### Extracted entries
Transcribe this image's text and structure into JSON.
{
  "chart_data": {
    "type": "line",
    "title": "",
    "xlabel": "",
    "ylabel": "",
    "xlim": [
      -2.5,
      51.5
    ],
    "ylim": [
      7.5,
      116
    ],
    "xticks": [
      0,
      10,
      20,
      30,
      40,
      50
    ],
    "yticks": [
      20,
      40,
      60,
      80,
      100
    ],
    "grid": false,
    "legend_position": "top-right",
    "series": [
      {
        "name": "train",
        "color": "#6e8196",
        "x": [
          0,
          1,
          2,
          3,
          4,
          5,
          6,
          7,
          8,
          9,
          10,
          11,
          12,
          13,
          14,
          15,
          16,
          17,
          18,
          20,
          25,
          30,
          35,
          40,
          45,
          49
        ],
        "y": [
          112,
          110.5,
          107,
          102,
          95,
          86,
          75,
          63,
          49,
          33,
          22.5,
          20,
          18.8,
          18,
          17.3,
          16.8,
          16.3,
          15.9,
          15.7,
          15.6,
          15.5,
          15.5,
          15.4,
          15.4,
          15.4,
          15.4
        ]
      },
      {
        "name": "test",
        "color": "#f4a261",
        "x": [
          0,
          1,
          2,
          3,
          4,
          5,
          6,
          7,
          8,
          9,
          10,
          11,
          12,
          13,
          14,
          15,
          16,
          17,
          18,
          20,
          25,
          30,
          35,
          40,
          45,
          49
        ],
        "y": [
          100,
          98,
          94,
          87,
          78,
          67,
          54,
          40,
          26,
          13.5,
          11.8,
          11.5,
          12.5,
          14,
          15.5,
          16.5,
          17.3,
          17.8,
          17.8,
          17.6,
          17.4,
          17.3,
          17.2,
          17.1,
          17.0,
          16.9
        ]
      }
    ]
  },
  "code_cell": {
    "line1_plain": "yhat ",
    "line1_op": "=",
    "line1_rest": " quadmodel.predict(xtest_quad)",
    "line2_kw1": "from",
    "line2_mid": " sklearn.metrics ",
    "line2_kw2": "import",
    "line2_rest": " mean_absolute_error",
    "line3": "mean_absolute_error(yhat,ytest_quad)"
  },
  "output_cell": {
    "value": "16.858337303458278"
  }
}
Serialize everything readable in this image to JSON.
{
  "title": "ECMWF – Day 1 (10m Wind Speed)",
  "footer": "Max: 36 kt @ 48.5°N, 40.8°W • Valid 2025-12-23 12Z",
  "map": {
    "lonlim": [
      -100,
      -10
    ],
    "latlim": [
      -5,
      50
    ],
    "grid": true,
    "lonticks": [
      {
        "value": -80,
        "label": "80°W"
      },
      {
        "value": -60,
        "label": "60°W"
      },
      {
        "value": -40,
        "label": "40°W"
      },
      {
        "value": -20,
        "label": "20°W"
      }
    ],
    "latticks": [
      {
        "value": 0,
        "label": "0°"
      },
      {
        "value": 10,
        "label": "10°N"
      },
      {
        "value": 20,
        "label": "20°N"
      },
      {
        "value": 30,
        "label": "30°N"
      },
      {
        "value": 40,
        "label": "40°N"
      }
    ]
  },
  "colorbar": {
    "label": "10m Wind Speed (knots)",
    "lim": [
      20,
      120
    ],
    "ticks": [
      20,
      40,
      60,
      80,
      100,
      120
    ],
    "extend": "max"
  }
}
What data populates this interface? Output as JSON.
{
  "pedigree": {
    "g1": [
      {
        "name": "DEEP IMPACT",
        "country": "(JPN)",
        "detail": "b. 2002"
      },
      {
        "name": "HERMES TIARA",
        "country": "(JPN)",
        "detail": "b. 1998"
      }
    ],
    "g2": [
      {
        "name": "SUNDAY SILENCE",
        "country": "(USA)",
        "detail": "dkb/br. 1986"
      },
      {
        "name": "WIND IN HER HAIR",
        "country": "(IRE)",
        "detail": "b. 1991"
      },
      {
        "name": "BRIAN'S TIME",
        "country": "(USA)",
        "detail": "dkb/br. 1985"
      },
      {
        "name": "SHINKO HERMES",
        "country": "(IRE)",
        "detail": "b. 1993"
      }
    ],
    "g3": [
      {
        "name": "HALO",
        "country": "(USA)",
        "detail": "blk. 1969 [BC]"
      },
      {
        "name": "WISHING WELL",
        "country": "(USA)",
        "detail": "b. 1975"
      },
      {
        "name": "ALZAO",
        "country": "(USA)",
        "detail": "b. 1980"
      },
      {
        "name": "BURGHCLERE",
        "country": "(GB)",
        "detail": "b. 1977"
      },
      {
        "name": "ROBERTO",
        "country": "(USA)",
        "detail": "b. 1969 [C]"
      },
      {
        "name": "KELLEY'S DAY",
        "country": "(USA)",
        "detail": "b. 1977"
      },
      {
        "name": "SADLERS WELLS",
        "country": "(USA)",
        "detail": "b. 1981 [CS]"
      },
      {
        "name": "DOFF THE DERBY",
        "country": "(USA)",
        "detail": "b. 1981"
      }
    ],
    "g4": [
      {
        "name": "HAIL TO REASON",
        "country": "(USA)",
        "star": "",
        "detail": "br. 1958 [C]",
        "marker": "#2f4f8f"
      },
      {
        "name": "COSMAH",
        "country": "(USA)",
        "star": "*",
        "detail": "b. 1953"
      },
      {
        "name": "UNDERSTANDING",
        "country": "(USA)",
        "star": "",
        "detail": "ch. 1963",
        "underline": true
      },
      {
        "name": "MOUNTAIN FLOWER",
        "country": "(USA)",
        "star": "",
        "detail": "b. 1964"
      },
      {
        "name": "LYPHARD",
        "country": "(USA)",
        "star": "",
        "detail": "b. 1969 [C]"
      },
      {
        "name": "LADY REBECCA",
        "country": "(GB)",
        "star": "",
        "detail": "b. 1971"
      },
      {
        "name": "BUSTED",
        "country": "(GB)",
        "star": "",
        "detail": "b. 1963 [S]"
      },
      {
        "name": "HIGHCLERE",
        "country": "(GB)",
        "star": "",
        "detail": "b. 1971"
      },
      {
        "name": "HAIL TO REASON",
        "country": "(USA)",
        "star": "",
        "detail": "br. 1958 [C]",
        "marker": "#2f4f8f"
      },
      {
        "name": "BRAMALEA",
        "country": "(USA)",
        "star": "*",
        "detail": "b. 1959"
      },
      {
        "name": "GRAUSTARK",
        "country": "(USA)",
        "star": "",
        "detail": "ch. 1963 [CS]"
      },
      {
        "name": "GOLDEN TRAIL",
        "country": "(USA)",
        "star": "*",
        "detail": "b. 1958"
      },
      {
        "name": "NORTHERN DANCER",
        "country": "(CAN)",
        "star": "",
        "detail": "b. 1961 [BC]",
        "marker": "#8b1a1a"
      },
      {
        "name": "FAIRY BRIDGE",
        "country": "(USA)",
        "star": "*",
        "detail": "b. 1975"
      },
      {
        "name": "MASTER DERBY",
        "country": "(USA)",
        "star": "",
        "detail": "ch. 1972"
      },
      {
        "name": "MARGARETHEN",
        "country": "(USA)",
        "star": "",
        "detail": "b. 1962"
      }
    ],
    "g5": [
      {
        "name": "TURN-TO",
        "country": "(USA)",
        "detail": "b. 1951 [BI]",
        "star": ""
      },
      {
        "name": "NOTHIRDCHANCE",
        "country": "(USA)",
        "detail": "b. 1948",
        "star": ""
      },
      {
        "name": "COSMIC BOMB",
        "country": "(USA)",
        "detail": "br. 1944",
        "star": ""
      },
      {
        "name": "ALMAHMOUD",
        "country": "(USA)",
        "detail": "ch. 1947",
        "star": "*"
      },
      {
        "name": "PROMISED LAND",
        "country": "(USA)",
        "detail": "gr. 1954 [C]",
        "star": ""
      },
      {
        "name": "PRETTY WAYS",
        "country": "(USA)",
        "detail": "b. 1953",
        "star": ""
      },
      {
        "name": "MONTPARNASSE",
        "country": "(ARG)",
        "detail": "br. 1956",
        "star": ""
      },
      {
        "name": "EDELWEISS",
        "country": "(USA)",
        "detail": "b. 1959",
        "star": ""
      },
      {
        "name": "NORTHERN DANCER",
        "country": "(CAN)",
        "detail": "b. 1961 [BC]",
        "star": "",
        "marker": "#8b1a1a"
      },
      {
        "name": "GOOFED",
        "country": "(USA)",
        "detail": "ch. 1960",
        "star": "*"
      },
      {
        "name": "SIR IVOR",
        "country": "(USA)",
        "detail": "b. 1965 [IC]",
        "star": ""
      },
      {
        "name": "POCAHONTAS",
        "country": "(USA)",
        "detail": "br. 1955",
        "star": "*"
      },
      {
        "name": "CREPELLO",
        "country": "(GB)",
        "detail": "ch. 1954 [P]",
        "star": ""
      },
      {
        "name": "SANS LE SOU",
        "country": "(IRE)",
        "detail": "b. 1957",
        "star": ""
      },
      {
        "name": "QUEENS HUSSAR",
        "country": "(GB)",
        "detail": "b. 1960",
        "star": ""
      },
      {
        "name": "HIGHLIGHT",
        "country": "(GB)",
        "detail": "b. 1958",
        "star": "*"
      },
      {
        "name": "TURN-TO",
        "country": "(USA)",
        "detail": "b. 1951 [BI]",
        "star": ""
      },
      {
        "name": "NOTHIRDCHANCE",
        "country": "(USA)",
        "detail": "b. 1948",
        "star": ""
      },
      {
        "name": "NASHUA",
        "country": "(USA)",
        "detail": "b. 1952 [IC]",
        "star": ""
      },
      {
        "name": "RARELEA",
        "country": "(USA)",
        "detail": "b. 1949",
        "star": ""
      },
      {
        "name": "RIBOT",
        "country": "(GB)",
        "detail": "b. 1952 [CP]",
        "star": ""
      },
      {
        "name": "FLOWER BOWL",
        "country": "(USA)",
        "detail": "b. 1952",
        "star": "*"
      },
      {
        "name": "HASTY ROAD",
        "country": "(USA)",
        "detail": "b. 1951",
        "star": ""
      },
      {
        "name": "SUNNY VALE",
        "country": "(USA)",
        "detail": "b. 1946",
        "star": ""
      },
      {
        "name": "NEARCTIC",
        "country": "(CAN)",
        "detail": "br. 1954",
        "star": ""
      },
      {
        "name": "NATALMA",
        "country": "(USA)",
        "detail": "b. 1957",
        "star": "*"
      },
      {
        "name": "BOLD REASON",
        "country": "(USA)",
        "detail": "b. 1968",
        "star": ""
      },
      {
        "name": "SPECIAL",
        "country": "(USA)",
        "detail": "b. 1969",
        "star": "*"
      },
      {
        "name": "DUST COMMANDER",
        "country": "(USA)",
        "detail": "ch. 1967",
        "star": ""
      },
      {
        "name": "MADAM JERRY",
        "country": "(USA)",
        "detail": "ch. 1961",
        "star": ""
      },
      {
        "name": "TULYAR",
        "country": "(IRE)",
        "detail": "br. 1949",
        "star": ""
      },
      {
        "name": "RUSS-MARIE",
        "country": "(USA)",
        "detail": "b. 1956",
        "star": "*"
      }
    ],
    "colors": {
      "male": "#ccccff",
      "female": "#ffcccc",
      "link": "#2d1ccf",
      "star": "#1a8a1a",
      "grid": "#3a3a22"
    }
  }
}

### What you will do
Give only the number of lines in the preceding material that contain the string "JSON".

### Task answer
3